→ **Records contained in a dataset**
::::::
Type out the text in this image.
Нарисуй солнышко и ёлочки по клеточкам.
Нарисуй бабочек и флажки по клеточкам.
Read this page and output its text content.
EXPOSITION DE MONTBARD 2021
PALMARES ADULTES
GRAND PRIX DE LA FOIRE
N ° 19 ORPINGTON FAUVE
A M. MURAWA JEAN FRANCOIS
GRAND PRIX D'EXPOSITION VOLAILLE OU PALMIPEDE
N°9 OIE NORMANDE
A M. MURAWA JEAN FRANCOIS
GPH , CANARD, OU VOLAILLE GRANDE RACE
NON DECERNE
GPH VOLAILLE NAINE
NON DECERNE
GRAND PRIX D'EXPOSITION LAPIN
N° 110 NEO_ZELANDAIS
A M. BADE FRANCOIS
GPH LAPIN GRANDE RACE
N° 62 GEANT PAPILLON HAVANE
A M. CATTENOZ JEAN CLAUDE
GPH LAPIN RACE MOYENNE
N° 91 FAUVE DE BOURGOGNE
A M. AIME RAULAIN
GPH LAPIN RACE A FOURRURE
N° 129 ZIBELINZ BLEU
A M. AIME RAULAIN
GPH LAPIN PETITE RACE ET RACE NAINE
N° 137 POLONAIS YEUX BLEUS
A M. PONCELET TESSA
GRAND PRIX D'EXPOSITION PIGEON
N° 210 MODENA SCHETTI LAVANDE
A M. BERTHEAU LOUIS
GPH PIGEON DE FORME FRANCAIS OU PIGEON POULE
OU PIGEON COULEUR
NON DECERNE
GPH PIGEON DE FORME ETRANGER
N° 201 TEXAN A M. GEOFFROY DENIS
::::::
→ **EXERCISE GOAL**
Copy every record above exactly as it appears.

→ **EXERCISE OUTPUT**
Type out the text in this image.
Нарисуй солнышко и ёлочки по клеточкам.
Нарисуй бабочек и флажки по клеточкам.
Read this page and output its text content.
EXPOSITION DE MONTBARD 2021
PALMARES ADULTES
GRAND PRIX DE LA FOIRE
N ° 19 ORPINGTON FAUVE
A M. MURAWA JEAN FRANCOIS
GRAND PRIX D'EXPOSITION VOLAILLE OU PALMIPEDE
N°9 OIE NORMANDE
A M. MURAWA JEAN FRANCOIS
GPH , CANARD, OU VOLAILLE GRANDE RACE
NON DECERNE
GPH VOLAILLE NAINE
NON DECERNE
GRAND PRIX D'EXPOSITION LAPIN
N° 110 NEO_ZELANDAIS
A M. BADE FRANCOIS
GPH LAPIN GRANDE RACE
N° 62 GEANT PAPILLON HAVANE
A M. CATTENOZ JEAN CLAUDE
GPH LAPIN RACE MOYENNE
N° 91 FAUVE DE BOURGOGNE
A M. AIME RAULAIN
GPH LAPIN RACE A FOURRURE
N° 129 ZIBELINZ BLEU
A M. AIME RAULAIN
GPH LAPIN PETITE RACE ET RACE NAINE
N° 137 POLONAIS YEUX BLEUS
A M. PONCELET TESSA
GRAND PRIX D'EXPOSITION PIGEON
N° 210 MODENA SCHETTI LAVANDE
A M. BERTHEAU LOUIS
GPH PIGEON DE FORME FRANCAIS OU PIGEON POULE
OU PIGEON COULEUR
NON DECERNE
GPH PIGEON DE FORME ETRANGER
N° 201 TEXAN A M. GEOFFROY DENIS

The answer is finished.